▸ **Short problem**
Determine how many lines of the data below contain "center", then give only that number.

▸ **Stored rows**
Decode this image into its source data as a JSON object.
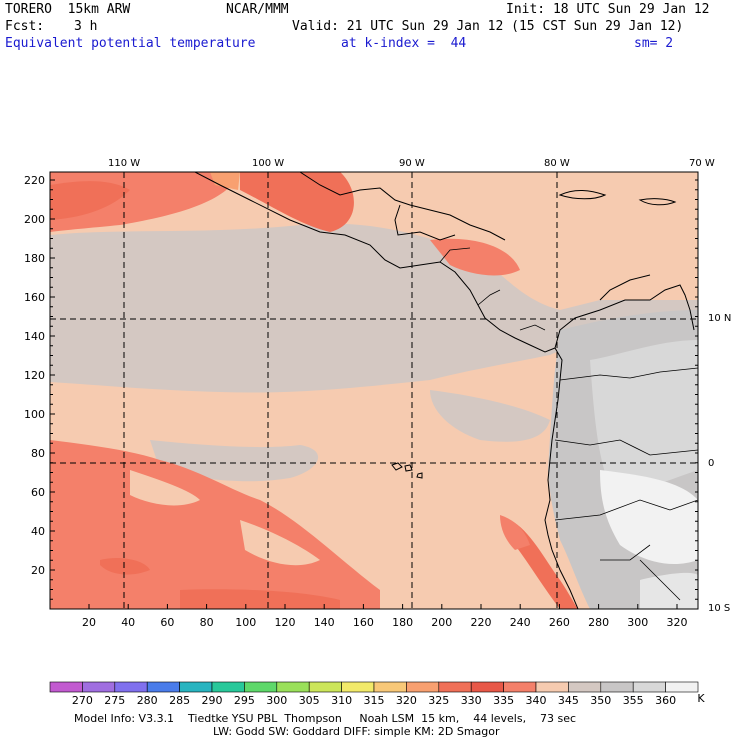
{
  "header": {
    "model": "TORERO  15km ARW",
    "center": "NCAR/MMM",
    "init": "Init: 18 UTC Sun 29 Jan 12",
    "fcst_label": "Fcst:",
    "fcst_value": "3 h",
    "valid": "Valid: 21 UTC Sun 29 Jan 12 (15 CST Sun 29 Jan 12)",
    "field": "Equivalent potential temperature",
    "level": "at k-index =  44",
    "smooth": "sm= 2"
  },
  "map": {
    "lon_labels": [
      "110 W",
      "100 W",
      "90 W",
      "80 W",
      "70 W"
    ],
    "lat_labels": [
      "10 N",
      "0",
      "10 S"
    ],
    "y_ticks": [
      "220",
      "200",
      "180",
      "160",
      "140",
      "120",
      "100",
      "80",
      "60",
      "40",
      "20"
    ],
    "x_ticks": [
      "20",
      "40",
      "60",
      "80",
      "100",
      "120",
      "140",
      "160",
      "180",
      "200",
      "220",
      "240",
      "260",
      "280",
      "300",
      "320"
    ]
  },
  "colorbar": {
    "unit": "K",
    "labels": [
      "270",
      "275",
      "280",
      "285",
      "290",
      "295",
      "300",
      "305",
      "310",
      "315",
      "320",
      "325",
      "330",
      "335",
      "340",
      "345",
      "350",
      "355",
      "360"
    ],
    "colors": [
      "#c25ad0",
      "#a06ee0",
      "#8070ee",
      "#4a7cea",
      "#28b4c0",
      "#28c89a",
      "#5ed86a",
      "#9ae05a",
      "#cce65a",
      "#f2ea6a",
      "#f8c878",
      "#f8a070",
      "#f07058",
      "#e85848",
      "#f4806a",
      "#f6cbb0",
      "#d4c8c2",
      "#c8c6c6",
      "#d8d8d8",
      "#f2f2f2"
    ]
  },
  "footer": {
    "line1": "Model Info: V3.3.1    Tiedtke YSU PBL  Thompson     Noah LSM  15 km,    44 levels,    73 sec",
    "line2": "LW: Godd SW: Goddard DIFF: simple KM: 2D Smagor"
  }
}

---

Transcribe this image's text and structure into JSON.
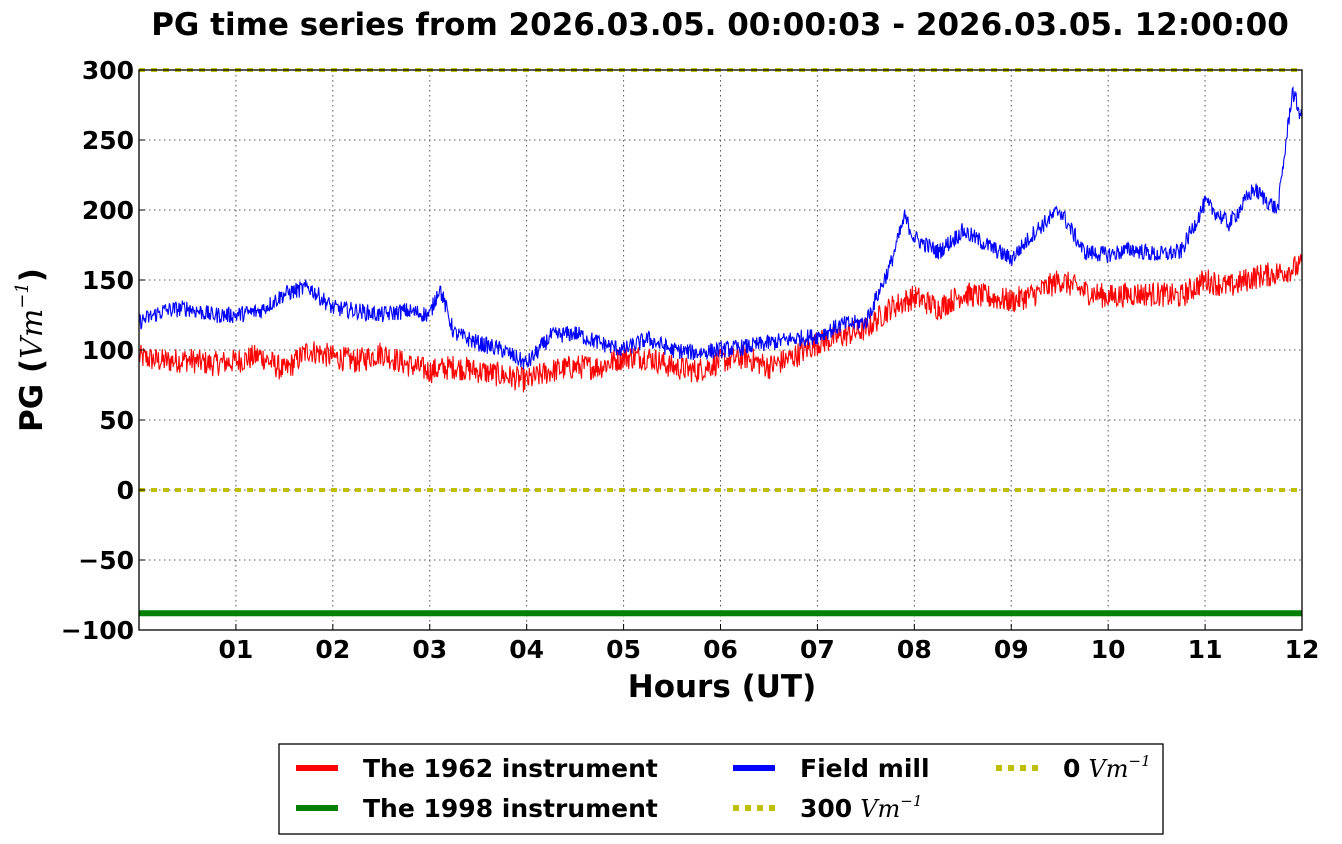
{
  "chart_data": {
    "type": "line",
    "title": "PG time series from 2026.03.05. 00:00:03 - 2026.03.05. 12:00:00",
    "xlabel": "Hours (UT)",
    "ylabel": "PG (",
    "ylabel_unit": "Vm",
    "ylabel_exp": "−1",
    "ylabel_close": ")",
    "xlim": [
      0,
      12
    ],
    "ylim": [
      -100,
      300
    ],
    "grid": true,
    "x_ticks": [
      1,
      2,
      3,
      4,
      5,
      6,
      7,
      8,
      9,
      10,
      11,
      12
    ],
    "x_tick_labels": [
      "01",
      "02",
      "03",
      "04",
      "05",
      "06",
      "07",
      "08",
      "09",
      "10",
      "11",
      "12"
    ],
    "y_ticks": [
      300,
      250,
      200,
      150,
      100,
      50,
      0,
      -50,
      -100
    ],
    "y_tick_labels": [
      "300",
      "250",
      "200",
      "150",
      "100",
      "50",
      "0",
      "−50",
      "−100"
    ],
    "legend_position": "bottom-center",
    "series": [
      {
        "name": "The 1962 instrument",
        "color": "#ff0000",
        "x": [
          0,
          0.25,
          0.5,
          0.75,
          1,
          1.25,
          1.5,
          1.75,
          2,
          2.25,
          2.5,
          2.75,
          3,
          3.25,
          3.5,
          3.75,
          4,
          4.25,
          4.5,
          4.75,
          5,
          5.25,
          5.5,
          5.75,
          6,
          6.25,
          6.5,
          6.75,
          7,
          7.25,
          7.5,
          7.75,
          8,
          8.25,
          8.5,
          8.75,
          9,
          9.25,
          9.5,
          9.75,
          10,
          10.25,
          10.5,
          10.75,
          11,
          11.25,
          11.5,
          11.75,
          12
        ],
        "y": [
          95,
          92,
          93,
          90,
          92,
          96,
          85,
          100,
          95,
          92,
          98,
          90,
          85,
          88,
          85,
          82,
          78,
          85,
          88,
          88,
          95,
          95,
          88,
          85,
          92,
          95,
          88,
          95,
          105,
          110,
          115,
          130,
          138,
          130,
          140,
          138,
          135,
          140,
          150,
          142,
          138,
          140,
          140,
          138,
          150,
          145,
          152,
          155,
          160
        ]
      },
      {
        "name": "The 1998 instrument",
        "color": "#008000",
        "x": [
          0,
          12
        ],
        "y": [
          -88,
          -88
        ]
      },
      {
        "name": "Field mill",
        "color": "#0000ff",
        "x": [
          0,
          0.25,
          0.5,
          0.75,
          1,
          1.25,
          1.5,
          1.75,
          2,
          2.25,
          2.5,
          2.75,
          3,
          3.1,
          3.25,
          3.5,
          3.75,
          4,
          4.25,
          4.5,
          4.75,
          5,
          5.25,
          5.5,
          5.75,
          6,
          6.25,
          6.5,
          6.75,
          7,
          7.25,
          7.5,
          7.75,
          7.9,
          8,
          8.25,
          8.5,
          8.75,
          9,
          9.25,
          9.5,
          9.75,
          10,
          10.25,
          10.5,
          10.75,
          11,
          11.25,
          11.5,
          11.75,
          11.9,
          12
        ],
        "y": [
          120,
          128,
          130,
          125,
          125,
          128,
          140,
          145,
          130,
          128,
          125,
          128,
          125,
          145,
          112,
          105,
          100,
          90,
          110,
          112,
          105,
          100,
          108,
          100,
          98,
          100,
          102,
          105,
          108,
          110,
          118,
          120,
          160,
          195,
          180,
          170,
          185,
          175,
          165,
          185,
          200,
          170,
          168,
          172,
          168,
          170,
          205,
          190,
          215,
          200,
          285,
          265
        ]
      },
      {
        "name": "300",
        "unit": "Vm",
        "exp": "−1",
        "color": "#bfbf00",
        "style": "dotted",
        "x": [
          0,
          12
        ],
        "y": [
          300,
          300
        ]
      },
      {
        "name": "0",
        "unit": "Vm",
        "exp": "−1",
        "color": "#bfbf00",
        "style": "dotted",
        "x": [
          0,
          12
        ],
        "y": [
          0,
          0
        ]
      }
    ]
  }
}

▸ **Answer below**
2